_Exercise prompt_
Set out every line bearing the string "الدليل".

[Begin Data in this exercise]

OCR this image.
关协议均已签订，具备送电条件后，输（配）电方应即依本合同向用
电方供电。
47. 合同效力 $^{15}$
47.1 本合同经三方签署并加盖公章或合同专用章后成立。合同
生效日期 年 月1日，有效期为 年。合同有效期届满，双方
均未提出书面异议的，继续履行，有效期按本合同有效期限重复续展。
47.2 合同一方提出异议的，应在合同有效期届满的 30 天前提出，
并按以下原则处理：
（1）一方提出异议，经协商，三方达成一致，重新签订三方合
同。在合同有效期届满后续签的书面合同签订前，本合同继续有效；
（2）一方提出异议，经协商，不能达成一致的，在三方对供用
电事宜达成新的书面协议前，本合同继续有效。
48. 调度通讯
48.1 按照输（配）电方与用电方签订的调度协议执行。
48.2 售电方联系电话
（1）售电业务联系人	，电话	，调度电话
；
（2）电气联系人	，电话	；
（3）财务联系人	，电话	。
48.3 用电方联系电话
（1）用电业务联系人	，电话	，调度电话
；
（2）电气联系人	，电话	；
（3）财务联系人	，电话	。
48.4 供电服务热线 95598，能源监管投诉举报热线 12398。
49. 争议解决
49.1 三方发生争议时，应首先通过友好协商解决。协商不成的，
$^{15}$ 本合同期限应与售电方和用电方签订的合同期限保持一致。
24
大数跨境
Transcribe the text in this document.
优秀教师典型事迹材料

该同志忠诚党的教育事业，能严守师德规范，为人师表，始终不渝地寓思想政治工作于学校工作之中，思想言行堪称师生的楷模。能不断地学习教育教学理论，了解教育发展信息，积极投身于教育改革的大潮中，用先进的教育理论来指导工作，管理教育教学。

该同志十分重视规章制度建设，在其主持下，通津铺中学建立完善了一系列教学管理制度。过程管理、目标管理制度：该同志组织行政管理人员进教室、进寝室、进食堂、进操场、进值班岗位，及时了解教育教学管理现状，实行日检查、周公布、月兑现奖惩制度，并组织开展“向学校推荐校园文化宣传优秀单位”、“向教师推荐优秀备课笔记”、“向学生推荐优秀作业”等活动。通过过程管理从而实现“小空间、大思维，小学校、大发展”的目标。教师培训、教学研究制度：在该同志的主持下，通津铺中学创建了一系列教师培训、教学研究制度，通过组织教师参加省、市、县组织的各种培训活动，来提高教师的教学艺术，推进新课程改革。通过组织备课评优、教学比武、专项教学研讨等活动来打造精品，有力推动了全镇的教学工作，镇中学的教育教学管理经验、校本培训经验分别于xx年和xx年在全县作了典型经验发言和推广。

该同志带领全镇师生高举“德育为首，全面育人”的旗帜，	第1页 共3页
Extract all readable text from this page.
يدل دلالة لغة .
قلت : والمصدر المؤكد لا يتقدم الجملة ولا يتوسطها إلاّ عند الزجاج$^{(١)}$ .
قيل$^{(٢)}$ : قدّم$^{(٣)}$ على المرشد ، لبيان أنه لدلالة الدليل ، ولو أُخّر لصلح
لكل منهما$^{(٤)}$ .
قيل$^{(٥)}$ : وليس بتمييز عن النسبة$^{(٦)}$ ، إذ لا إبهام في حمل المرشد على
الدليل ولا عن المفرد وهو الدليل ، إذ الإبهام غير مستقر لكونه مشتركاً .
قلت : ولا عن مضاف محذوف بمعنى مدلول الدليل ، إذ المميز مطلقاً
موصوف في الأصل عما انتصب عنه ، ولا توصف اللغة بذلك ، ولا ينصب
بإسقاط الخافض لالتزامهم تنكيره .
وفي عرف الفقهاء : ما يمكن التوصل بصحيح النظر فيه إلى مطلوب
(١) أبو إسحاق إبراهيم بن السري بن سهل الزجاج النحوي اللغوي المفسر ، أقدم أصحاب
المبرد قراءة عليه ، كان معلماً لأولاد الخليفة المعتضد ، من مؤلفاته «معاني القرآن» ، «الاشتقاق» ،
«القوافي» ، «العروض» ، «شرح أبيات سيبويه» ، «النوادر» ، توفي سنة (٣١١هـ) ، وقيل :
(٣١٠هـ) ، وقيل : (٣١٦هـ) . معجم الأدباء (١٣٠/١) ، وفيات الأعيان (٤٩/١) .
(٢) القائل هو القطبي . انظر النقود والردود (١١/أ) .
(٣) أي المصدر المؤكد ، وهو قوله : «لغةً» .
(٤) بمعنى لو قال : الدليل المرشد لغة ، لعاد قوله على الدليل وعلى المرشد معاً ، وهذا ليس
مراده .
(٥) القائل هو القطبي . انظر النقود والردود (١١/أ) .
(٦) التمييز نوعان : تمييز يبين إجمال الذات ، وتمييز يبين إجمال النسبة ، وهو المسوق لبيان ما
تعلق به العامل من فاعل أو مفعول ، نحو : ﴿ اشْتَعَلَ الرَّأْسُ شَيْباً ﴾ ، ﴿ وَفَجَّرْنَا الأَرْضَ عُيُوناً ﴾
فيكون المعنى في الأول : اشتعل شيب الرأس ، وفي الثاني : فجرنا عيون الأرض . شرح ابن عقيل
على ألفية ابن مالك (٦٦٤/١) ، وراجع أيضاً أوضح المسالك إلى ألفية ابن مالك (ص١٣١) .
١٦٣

[End Data in this exercise]

_Exercise response_
قيل$^{(٢)}$ : قدّم$^{(٣)}$ على المرشد ، لبيان أنه لدلالة الدليل ، ولو أُخّر لصلح
الدليل ولا عن المفرد وهو الدليل ، إذ الإبهام غير مستقر لكونه مشتركاً .
قلت : ولا عن مضاف محذوف بمعنى مدلول الدليل ، إذ المميز مطلقاً
(٤) بمعنى لو قال : الدليل المرشد لغة ، لعاد قوله على الدليل وعلى المرشد معاً ، وهذا ليس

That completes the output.